▶ [Prompt A]: According to the vacuum holder patent text, what materials are preferred for the housing of the wafer holder?
▶ [Prompt B]: Please copy the stretch of the vacuum holder patent text from "Without one of" through "respective cavity 14." word for word.
▶ [Prompt C]: Write what comes next in the vacuum holder patent text, picking up after its final sentence.

▶ [Quoted text]:
SUMMARY OF THE INVENTION
In accordance with the invention, a vacuum-type holder for an
article includes a housing which encloses at least one vaccum
cavity. The vacuum cavity has at least one opening through a wall
of the housing, such that the opening is located within the
confines of a seat adapted to retain the article when a vacuum is
drawn within the cavity. The cavity is adapted to be coupled to a
vacuum. A structure is movably mounted within the cavity. The
structure includes a provision for contacting and supporting the
article through the at least one opening with a supporting force
opposite and proportional to a retaining force acting on the
article in response to the vacuum within the cavity.
BRIEF DESCRIPTION OF THE DRAWING
Various features and advantages of the invention are best
understood when the following detailed description is read in
reference to the appended drawing, wherein:
FIG. 1 is a pictorial representation of a wafer holder showing
features of the present invention;
FIG. 2 is a sectional view of the wafer holder of FIG. 1 showing
details of a vacuum cavity and a respective seat for one of the
wafers with the pressure in the cavity being equal to that of the
ambient;
FIG. 3 is a sectional view of the wafer holder of FIG. 1 showing
details of a vacuum cavity in relationship to a respective wafer
when a vacuum is established within the cavity; and
FIG. 4 shows an alternate embodiment of certain features of the
invention.
DETAILED DESCRIPTION
Referring to FIG. 1, there is shown an article holder, specifically
a wafer holder, designated generally by the numeral 10, which is
described herein as a preferred embodiment of the invention. The
wafer holder 10 has a body or housing 12, preferably of a material
such as an acrylic or polyvinyl chloride. Such materials are
electrical insulators and are inert to typical plating baths. A
lower portion of the plate-shaped housing 12 features a plurality
of cavities 14 of circular topography, slightly smaller in diameter
than the diameter of wafers 16 which are to be seated and held in
place over each of the respective cavities 14.
Without one of the wafers 16 in place over a corresponding one of
the cavities 14, the cavity 14 is a circular cylindrical recess in
the body 12 of the holder 10. For a vacuum to be drawn in the
cavity, one of the wafers 16 needs to be placed over an opening 17
of the respective cavity 14.

Region boundary data
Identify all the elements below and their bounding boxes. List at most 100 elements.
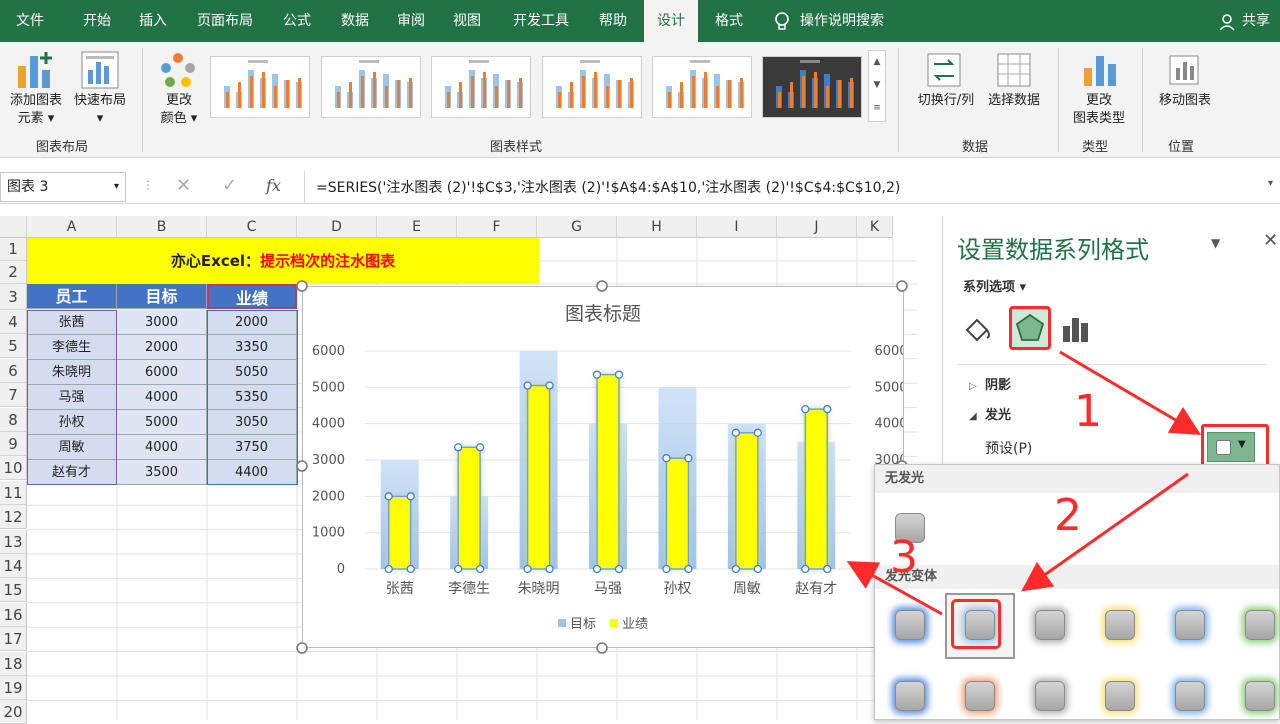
change-chart-type-button[interactable]: 更改 图表类型 [1066, 92, 1132, 128]
column-header[interactable]: G [537, 216, 617, 238]
tab-data[interactable]: 数据 [330, 0, 380, 42]
glow-variant-option[interactable] [1245, 610, 1275, 640]
chevron-down-icon[interactable]: ▾ [1268, 178, 1273, 189]
share-button[interactable]: 共享 [1238, 0, 1274, 42]
tab-insert[interactable]: 插入 [128, 0, 178, 42]
target-cell[interactable]: 3500 [117, 460, 207, 485]
column-header[interactable]: I [697, 216, 777, 238]
row-header[interactable]: 16 [0, 602, 27, 627]
performance-cell[interactable]: 5050 [207, 360, 297, 385]
tab-design[interactable]: 设计 [644, 0, 698, 42]
column-header[interactable]: A [27, 216, 117, 238]
header-employee[interactable]: 员工 [27, 284, 117, 309]
tab-review[interactable]: 审阅 [388, 0, 434, 42]
formula-input[interactable]: =SERIES('注水图表 (2)'!$C$3,'注水图表 (2)'!$A$4:… [316, 177, 900, 197]
row-header[interactable]: 17 [0, 627, 27, 652]
employee-cell[interactable]: 张茜 [27, 310, 117, 335]
target-cell[interactable]: 6000 [117, 360, 207, 385]
performance-cell[interactable]: 3750 [207, 435, 297, 460]
column-header[interactable]: B [117, 216, 207, 238]
row-header[interactable]: 5 [0, 334, 27, 359]
tell-me-search[interactable]: 操作说明搜索 [800, 0, 910, 42]
target-cell[interactable]: 4000 [117, 385, 207, 410]
row-header[interactable]: 1 [0, 238, 27, 261]
glow-variant-option[interactable] [1105, 610, 1135, 640]
employee-cell[interactable]: 朱晓明 [27, 360, 117, 385]
row-header[interactable]: 9 [0, 432, 27, 456]
row-header[interactable]: 14 [0, 554, 27, 578]
glow-variant-option[interactable] [895, 610, 925, 640]
tab-format[interactable]: 格式 [704, 0, 754, 42]
series-options-bar-icon[interactable] [1061, 314, 1091, 344]
employee-cell[interactable]: 孙权 [27, 410, 117, 435]
function-icon[interactable]: fx [266, 176, 281, 195]
header-target[interactable]: 目标 [117, 284, 207, 309]
switch-row-column-button[interactable]: 切换行/列 [910, 92, 982, 110]
employee-cell[interactable]: 李德生 [27, 335, 117, 360]
glow-variant-option[interactable] [1105, 681, 1135, 711]
row-header[interactable]: 19 [0, 676, 27, 700]
effects-tab[interactable] [1009, 306, 1051, 350]
row-header[interactable]: 10 [0, 456, 27, 481]
tab-developer[interactable]: 开发工具 [500, 0, 582, 42]
fill-line-icon[interactable] [963, 314, 993, 344]
name-box[interactable]: 图表 3 ▾ [0, 172, 126, 202]
row-header[interactable]: 11 [0, 480, 27, 505]
add-chart-element-button[interactable]: 添加图表 元素 ▾ [4, 92, 68, 128]
glow-variant-option[interactable] [1245, 681, 1275, 711]
select-data-button[interactable]: 选择数据 [982, 92, 1046, 110]
row-header[interactable]: 6 [0, 358, 27, 383]
change-colors-button[interactable]: 更改 颜色 ▾ [152, 92, 206, 128]
row-header[interactable]: 15 [0, 578, 27, 603]
performance-cell[interactable]: 3350 [207, 335, 297, 360]
series-options-dropdown[interactable]: 系列选项 ▾ [963, 276, 1026, 295]
column-header[interactable]: D [297, 216, 377, 238]
performance-cell[interactable]: 2000 [207, 310, 297, 335]
glow-section[interactable]: ◢ 发光 [969, 404, 1011, 423]
glow-variant-option[interactable] [1175, 610, 1205, 640]
target-cell[interactable]: 5000 [117, 410, 207, 435]
cancel-icon[interactable]: ✕ [176, 175, 191, 196]
glow-preset-dropdown[interactable]: ▼ [1207, 432, 1255, 462]
tab-file[interactable]: 文件 [0, 0, 60, 42]
glow-variant-option[interactable] [1035, 610, 1065, 640]
employee-cell[interactable]: 马强 [27, 385, 117, 410]
performance-cell[interactable]: 5350 [207, 385, 297, 410]
row-header[interactable]: 7 [0, 383, 27, 408]
column-header[interactable]: J [777, 216, 857, 238]
shadow-section[interactable]: ▷ 阴影 [969, 374, 1011, 393]
performance-cell[interactable]: 3050 [207, 410, 297, 435]
header-performance[interactable]: 业绩 [207, 284, 297, 309]
column-header[interactable]: F [457, 216, 537, 238]
employee-cell[interactable]: 周敏 [27, 435, 117, 460]
column-header[interactable]: C [207, 216, 297, 238]
row-header[interactable]: 20 [0, 700, 27, 724]
column-header[interactable]: H [617, 216, 697, 238]
glow-variant-option[interactable] [1175, 681, 1205, 711]
row-header[interactable]: 4 [0, 310, 27, 334]
move-chart-button[interactable]: 移动图表 [1150, 92, 1220, 110]
column-header[interactable]: E [377, 216, 457, 238]
close-icon[interactable]: ✕ [1263, 230, 1278, 251]
glow-variant-option[interactable] [895, 681, 925, 711]
row-header[interactable]: 8 [0, 407, 27, 432]
row-header[interactable]: 2 [0, 261, 27, 284]
target-cell[interactable]: 2000 [117, 335, 207, 360]
performance-cell[interactable]: 4400 [207, 460, 297, 485]
row-header[interactable]: 12 [0, 505, 27, 530]
pane-options-icon[interactable]: ▼ [1211, 236, 1220, 250]
glow-variant-option[interactable] [965, 681, 995, 711]
gallery-scroll[interactable]: ▲ ▼ ≡ [868, 50, 886, 122]
tab-view[interactable]: 视图 [444, 0, 490, 42]
select-all-corner[interactable] [0, 216, 27, 238]
quick-layout-button[interactable]: 快速布局 ▾ [68, 92, 132, 128]
tab-help[interactable]: 帮助 [590, 0, 636, 42]
column-header[interactable]: K [857, 216, 893, 238]
chevron-down-icon[interactable]: ▾ [114, 173, 119, 201]
target-cell[interactable]: 3000 [117, 310, 207, 335]
tab-formulas[interactable]: 公式 [272, 0, 322, 42]
row-header[interactable]: 13 [0, 529, 27, 554]
row-header[interactable]: 3 [0, 284, 27, 310]
target-cell[interactable]: 4000 [117, 435, 207, 460]
row-header[interactable]: 18 [0, 651, 27, 676]
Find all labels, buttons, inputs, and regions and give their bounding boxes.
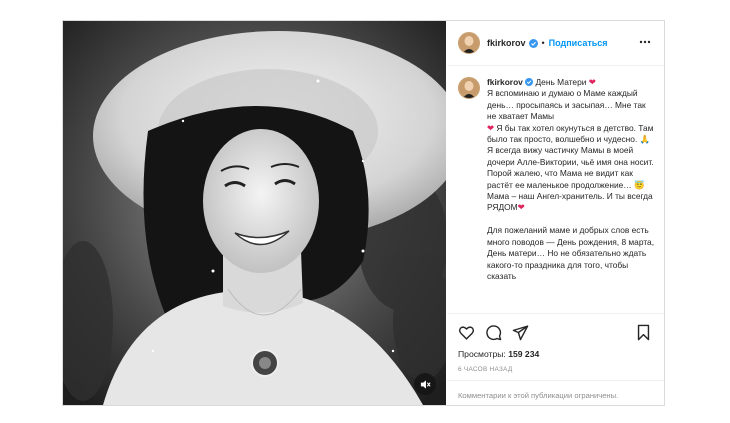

▶ [Exercise output A]: An acrylic or polyvinyl chloride.

▶ [Exercise output B]:
Without one of the wafers 16 in place over a corresponding one of
the cavities 14, the cavity 14 is a circular cylindrical recess in
the body 12 of the holder 10. For a vacuum to be drawn in the
cavity, one of the wafers 16 needs to be placed over an opening 17
of the respective cavity 14.

▶ [Exercise output C]:
Modifications may, of course, be made in various details of the
structure without departure from the scope of the invention. For
example, in the embodiment of FIG. 1, the cavities 14 are located
in and defined by molded cavity members 20 which are preferably of
a resilient, protecting and sealing material, such as silicone
rubber. A plurality of the molded cavity members 20 are assembled
into the holder 10 as shown in FIG. 1. FIG. 4 shows an alternate
embodiment of a cavity wherein the cavities 14 are directly within
the housing and a separate sealing member, such as an O-ring 21, is
partially embedded into the housing. Locating pins 22, preferably
of the same, inert material as the housing, are alternatively
supplied, as shown in FIG. 4, to eatablish lateral boundaries of
seats 23, such that the wafers 16 may be aligned more readily over
the openings 17.
In reference to FIG. 2 showing a section through the holder 10 of
FIG. 1, a vacuum suction duct 24 leads from each of the cavities 14
to a common manifold chamber 26 in an upper portion 27 of the
housing 12. As becomes apparent from FIG. 1, the manifold chamber
preferably extends substantially the length of the housing 12 as an
elongate recess in the upper portion 27 of the housing 12. The
recess is then closed off, as shown in FIG. 1, by a sealing cover
plate 28 having a single vacuum line coupling 29, which in turn, is
then coupled to a typical vacuum source 31.
Inasmuch as the articles, namely the wafers 16, which are placed
onto the seats 23 are to be treated electrolytically, an electrical
contact to the wafers 16 is preferably established to the backsides
32 of the wafers 16 which are the inner surfaces facing the
cavities 14. As shown in FIG. 1, a contact element 36 is mounted on
a pedestal 37 in the center of each of the cavities 14. In
reference to FIGS. 1 and 2, an electrical, insulated lead 38 is
routed from each of the cavities 14 to an electrical connector 39
at the top of the housing 12.
In a typical electrolytic treating operation such as, for example,
a metal plating operation, the wafers 16 are placed onto the seats
23 and a vacuum is drawn in the cavities 14 to hold the wafers 16
in place and to establish electrical contact between the contact
elements 36 and the wafers 16 (see FIG. 3). The holder 10 is then
partially submersed in an electrolytic bath 40 of a plating tank
41, as shown in FIG. 3, to place the wafers 16 into an electrolytic
treating circuit 42.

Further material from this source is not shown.